*** PASSAGE TO READ ***

This Is Not an Roll Out.
I want to speak about it and I think a lot of you would like to speak about it as well but don’t have the accommodations, the lungs, the stomach or the gall.
I've been studying the way lizards regurgitate their severed tails all year; I know we all have phantom limbs where embodiment, untampered breathing and consent use to live. These past few years, I have had my fingers, my eyelashes, my femur, my ears and my gut, compromised. Either carelessly mishandled by others, by unjust lovers, by the state or by my own thorny internalizations.
I was dead when a lot of you were able to ride along for free in my life. I took breath back when I started speaking up on the crimes, yours and my own, because nothing thrives but shame in silence.
Let me be clear — I do not believe in revenge as much as I believe in redemptive fury.
I do believe in warranted rage.
The essay, Move san, Let Gate bad blood, Spoiled Milk: Bodily Fluids as Moral Barometers in Rural Haiti (1988), sparked my thesis towards the end of 2019.
Right before the global incubation phase that was 2020.
I let myself stew with the words from the essay. I let myself sit; churning a wooden spoon within the slop of the inconceivable from time to time. I went into my showers, reflecting on it. I massaged my skin mindlessly with shea nut trying to imagine it all. I rubbed myself raw trying to quantify it. The ails of pregnant women out in rural Haiti followed me around like a scent.
I have dedicated the past three years to this research; tracking the footsteps of the enslaved from stretched land to the bottom of the sea. I followed ship voyages across the Atlantic same as ancient sharks followed blood trails from the vessels. I sifted through seas, crowded with infant black toddlers, their mothers never far behind, who died along with them, if not always in the physical, most certainly always in spirit. I have applied to over 30 grants, residencies, fellowships with hopes to fund this itch to lay my people to rest. This research has casted a spell of perspective onto my life. This research has made me feel strong in my weakest moments and saved in my most harmful ones.

***

_GIVEN TASK_: Rewrite the passage from "I was dead when" to "in redemptive fury.", swapping "revenge" for "retaliation". The rows that come next have no connection to the passage.

*** RECORDED DATA ***

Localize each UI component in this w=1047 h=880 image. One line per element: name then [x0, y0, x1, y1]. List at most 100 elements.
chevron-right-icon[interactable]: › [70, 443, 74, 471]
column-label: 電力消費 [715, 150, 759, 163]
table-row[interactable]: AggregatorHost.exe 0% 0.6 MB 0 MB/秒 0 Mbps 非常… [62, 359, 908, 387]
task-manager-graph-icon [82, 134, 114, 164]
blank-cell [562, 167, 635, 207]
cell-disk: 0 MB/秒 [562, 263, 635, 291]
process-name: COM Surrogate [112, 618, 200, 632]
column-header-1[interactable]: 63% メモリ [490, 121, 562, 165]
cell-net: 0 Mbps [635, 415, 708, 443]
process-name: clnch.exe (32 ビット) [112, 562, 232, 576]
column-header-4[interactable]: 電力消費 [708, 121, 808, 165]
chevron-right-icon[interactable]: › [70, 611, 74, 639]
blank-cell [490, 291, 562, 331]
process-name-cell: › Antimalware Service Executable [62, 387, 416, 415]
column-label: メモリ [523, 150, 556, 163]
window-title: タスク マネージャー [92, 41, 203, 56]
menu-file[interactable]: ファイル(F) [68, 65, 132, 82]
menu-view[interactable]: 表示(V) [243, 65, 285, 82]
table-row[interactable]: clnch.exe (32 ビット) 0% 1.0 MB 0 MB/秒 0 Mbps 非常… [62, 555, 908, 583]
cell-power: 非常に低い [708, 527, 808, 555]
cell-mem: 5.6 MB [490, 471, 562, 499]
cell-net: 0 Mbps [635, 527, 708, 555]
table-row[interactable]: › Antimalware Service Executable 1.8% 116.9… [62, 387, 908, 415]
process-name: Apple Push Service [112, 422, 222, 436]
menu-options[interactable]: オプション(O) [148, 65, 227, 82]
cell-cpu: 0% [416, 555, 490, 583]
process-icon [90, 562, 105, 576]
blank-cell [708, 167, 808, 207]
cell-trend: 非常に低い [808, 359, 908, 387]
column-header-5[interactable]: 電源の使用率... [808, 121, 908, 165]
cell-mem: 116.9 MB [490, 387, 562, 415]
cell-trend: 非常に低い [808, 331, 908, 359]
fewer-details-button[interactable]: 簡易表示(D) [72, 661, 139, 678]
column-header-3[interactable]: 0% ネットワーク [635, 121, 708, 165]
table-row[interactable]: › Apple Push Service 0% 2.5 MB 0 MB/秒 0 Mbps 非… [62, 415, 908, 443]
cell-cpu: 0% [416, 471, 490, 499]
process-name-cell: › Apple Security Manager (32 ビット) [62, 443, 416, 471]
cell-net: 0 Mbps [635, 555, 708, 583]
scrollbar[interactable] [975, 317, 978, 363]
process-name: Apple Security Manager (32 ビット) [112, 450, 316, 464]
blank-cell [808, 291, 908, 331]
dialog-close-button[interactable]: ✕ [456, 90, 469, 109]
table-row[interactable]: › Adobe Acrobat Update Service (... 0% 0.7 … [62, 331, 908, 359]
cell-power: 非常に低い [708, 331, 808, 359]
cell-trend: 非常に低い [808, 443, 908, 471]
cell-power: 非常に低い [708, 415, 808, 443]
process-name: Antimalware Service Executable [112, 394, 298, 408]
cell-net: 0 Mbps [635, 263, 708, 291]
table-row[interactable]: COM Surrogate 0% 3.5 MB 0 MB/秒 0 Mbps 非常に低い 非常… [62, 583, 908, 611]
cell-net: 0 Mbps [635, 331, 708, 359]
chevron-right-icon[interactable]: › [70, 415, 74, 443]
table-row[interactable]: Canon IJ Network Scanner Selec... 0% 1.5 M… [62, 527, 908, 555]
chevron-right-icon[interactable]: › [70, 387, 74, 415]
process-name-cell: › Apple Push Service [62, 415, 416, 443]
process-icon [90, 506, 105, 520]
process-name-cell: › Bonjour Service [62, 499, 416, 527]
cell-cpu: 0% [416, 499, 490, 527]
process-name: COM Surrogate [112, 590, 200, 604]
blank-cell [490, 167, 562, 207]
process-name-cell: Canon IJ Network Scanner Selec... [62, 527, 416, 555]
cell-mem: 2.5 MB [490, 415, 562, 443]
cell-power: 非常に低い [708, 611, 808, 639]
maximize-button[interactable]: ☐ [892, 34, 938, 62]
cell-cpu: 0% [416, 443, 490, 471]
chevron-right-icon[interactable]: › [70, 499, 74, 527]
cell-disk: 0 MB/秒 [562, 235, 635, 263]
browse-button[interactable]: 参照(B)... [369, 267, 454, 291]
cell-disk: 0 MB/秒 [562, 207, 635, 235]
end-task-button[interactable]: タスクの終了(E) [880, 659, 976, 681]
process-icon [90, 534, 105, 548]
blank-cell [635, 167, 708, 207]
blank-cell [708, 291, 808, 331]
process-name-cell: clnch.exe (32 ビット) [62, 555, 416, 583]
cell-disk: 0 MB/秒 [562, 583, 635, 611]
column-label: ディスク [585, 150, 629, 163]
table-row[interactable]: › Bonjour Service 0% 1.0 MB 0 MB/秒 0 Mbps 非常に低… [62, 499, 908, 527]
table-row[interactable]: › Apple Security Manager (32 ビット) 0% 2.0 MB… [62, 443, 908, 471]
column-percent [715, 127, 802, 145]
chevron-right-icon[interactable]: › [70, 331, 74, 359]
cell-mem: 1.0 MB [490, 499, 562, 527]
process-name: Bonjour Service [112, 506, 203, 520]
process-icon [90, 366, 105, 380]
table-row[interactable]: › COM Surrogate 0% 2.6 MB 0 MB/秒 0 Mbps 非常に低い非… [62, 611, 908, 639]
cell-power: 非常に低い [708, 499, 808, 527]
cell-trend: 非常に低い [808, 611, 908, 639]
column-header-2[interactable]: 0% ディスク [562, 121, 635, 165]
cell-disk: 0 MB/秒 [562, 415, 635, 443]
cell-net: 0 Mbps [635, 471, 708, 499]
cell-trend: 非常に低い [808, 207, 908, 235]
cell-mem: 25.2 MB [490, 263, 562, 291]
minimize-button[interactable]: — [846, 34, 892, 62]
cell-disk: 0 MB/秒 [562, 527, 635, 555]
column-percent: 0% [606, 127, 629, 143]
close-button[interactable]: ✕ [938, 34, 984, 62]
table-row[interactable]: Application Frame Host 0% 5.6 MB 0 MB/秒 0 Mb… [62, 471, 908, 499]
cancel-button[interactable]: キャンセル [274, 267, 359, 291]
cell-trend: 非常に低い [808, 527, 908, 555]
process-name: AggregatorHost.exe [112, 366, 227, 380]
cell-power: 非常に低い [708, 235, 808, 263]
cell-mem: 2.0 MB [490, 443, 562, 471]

***

_RESULT BELOW_:
I was dead when a lot of you were able to ride along for free in my life. I took breath back when I started speaking up on the crimes, yours and my own, because nothing thrives but shame in silence.
Let me be clear — I do not believe in retaliation as much as I believe in redemptive fury.